Written request:
Say how many lines of the material below contain the word "назад", with no other words.

****************************************

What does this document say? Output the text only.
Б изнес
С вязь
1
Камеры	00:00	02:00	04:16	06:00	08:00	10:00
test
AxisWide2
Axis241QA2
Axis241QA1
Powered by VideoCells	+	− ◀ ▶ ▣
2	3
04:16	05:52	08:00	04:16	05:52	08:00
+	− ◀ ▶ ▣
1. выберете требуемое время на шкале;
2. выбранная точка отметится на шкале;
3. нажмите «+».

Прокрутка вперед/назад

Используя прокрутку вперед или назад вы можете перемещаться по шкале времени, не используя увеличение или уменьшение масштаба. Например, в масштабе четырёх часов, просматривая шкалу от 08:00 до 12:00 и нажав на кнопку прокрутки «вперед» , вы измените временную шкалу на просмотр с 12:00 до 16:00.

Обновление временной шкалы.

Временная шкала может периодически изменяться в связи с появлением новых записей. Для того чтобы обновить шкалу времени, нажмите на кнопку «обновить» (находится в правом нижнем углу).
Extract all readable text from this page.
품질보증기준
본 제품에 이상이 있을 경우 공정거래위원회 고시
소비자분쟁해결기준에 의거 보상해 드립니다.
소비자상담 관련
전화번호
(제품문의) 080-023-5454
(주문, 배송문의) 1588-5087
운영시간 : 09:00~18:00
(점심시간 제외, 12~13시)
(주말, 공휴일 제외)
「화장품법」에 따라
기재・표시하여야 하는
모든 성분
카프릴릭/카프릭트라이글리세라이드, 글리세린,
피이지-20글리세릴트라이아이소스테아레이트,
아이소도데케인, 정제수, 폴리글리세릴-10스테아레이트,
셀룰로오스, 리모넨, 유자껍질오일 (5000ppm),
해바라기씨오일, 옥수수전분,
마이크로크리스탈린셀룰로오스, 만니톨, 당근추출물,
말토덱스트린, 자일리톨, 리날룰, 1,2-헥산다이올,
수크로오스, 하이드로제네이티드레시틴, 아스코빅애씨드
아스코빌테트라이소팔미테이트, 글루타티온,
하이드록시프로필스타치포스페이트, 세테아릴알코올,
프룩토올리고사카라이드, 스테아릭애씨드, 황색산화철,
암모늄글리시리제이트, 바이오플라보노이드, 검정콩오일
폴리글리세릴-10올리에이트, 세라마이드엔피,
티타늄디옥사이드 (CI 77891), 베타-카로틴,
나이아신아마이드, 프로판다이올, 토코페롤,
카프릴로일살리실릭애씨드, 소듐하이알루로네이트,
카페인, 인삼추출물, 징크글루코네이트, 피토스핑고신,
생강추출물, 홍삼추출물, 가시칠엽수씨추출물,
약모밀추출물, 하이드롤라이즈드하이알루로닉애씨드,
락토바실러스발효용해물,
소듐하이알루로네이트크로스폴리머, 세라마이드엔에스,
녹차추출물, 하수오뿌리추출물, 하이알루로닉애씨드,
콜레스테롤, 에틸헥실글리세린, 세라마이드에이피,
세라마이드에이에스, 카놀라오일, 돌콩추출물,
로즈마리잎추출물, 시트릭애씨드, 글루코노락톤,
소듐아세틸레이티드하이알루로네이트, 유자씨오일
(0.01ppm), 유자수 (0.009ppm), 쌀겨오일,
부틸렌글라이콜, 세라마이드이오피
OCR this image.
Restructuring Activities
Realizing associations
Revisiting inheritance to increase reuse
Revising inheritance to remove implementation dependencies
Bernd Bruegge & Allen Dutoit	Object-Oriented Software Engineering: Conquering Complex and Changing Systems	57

****************************************

Response:
2